# [Recorded data]
----
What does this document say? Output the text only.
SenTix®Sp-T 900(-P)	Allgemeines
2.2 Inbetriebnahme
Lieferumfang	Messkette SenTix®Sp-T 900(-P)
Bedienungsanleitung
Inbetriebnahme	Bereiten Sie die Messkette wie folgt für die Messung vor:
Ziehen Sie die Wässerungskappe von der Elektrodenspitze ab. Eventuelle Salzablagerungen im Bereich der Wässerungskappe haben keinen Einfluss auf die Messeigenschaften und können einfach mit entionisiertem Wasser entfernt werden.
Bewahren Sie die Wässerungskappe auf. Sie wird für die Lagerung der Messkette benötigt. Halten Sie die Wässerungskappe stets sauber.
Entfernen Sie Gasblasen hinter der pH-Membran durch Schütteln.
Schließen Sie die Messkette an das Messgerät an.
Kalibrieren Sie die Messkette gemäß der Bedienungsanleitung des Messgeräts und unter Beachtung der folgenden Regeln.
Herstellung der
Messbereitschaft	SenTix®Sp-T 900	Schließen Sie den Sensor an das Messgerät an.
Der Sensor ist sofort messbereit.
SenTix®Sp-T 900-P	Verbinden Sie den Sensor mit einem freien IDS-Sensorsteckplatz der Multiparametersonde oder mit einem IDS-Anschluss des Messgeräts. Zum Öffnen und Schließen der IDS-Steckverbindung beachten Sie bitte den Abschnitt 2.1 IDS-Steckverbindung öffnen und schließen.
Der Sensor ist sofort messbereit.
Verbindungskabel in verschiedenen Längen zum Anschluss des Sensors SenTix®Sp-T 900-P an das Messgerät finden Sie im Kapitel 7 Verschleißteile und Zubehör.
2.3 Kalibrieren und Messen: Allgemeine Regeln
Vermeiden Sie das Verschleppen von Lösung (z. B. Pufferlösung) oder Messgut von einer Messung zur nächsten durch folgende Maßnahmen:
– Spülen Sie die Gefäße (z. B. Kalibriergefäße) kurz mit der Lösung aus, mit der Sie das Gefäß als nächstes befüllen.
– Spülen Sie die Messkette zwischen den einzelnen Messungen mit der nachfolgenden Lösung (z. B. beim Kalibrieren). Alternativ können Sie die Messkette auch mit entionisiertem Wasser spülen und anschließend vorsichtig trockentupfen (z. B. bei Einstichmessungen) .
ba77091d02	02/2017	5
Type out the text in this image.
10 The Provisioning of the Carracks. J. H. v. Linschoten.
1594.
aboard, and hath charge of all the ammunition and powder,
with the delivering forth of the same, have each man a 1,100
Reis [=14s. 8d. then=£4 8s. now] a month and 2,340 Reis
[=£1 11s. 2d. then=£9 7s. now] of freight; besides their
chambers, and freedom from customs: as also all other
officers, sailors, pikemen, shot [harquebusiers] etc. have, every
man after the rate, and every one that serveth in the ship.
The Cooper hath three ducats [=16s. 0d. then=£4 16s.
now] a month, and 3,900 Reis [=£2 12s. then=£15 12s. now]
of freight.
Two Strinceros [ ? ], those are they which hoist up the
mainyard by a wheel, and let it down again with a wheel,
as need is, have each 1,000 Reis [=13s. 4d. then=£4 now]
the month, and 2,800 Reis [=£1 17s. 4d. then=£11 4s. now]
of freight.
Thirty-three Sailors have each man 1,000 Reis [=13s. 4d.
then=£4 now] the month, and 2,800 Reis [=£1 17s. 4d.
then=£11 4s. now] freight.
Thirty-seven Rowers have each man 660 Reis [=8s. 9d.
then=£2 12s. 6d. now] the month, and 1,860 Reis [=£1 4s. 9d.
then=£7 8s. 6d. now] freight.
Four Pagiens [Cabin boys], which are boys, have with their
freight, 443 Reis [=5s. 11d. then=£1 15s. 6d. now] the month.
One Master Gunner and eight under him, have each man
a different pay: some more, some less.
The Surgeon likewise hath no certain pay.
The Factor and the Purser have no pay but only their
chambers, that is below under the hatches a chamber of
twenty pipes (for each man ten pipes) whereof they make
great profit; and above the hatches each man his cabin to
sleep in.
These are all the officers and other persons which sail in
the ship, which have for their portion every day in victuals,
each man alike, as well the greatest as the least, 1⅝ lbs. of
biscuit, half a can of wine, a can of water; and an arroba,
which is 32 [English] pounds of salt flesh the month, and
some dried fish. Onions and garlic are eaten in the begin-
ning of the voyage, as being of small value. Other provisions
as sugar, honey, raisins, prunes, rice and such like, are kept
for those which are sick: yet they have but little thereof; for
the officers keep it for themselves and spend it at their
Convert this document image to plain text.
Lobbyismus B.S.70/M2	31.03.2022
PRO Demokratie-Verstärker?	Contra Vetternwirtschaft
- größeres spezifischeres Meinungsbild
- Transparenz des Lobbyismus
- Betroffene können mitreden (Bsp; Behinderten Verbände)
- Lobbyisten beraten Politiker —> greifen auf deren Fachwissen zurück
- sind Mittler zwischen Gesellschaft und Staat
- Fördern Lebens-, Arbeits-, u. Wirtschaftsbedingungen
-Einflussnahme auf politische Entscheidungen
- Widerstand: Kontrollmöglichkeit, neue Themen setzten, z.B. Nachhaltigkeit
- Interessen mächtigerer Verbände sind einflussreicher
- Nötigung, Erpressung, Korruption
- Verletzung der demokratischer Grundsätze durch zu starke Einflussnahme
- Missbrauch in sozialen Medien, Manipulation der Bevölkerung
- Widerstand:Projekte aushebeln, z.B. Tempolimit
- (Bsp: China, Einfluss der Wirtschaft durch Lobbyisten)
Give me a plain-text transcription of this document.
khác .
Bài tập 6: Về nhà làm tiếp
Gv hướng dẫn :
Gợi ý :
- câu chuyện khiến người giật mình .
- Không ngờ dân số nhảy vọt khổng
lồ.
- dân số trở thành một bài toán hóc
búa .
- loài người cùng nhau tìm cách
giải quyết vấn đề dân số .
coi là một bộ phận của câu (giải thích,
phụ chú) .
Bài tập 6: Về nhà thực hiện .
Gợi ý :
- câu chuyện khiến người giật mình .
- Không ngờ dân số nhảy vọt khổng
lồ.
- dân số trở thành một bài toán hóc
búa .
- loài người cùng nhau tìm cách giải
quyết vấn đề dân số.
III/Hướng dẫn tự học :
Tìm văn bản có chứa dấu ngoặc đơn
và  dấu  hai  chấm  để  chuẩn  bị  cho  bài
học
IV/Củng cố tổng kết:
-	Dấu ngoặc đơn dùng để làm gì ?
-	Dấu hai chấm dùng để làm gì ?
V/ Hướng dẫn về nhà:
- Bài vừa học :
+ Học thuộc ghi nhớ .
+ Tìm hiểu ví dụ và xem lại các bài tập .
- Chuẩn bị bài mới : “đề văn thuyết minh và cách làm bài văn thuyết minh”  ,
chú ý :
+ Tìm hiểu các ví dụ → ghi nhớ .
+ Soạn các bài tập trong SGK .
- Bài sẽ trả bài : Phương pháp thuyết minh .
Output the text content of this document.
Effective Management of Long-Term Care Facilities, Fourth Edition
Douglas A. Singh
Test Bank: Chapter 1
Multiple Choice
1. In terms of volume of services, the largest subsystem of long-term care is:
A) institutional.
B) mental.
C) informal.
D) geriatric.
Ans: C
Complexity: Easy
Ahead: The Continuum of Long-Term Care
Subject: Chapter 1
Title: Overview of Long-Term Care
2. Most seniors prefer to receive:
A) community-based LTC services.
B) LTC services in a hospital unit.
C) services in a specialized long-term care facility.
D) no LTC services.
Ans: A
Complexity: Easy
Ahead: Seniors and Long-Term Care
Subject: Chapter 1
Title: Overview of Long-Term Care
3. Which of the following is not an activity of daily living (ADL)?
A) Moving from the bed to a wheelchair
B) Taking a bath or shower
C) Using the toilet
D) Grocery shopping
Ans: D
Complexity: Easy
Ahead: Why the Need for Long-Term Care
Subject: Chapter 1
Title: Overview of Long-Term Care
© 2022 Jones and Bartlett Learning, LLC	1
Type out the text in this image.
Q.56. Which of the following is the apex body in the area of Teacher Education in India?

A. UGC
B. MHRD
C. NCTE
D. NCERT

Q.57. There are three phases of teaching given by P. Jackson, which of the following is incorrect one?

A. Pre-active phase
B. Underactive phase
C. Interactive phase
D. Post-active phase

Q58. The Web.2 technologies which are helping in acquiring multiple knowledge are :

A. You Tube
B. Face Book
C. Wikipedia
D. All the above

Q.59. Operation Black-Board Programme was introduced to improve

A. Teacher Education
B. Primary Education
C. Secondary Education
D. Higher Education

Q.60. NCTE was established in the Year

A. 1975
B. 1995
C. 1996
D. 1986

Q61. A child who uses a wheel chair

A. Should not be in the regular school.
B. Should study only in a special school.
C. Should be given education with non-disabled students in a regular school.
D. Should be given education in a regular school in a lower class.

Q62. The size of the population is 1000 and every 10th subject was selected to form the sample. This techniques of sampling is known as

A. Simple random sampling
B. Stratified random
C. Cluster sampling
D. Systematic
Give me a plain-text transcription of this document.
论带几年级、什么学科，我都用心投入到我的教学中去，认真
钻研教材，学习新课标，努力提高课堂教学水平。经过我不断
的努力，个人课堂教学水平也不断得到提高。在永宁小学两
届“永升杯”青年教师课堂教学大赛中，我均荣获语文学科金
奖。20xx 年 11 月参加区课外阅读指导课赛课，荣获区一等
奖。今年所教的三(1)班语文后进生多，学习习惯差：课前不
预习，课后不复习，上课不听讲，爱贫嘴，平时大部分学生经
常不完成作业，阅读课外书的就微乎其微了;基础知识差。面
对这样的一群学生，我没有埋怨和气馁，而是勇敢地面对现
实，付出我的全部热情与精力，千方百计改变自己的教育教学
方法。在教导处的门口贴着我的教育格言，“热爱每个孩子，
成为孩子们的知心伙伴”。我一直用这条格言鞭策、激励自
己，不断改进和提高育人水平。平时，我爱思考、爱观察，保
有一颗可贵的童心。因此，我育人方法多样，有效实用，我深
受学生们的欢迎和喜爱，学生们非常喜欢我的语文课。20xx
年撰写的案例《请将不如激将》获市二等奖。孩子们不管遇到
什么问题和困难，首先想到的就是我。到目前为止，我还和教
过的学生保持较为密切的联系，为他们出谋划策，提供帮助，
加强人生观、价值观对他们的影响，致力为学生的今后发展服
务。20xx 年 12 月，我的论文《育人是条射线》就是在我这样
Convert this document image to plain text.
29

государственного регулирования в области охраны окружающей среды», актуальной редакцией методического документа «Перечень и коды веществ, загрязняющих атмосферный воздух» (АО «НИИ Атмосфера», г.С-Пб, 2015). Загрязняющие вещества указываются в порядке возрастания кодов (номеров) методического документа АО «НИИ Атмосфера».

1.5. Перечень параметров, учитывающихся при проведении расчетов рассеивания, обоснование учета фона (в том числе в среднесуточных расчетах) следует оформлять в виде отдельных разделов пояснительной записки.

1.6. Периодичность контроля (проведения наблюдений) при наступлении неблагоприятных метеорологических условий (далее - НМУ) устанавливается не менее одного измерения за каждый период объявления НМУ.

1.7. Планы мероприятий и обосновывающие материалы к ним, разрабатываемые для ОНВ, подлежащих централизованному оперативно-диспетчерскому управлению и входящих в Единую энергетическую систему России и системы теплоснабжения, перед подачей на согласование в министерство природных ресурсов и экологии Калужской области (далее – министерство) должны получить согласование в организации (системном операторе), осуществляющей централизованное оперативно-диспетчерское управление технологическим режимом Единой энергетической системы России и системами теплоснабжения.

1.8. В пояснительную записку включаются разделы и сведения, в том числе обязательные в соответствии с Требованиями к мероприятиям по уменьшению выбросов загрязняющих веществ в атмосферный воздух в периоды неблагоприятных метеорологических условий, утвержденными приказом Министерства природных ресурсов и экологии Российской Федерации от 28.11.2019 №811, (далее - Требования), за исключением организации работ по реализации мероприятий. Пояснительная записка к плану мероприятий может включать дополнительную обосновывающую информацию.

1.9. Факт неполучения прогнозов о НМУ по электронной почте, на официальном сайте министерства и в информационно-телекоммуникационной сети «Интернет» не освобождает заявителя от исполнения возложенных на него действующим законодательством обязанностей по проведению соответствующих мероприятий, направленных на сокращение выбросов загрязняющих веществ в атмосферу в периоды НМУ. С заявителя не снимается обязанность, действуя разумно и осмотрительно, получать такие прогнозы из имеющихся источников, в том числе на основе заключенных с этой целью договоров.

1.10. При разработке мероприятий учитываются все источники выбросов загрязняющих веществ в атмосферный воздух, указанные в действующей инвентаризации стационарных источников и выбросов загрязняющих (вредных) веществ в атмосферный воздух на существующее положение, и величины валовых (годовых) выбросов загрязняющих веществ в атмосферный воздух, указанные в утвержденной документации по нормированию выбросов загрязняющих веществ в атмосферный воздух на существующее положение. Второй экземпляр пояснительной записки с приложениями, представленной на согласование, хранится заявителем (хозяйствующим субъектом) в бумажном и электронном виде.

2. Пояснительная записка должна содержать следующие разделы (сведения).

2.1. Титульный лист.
----
# [PROBLEM TO WORK ON]
Which lines contain "their"? Copy each of them.

# [RESPONSE]
[=£1 11s. 2d. then=£9 7s. now] of freight; besides their
Four Pagiens [Cabin boys], which are boys, have with their
The Factor and the Purser have no pay but only their
the ship, which have for their portion every day in victuals,
the officers keep it for themselves and spend it at their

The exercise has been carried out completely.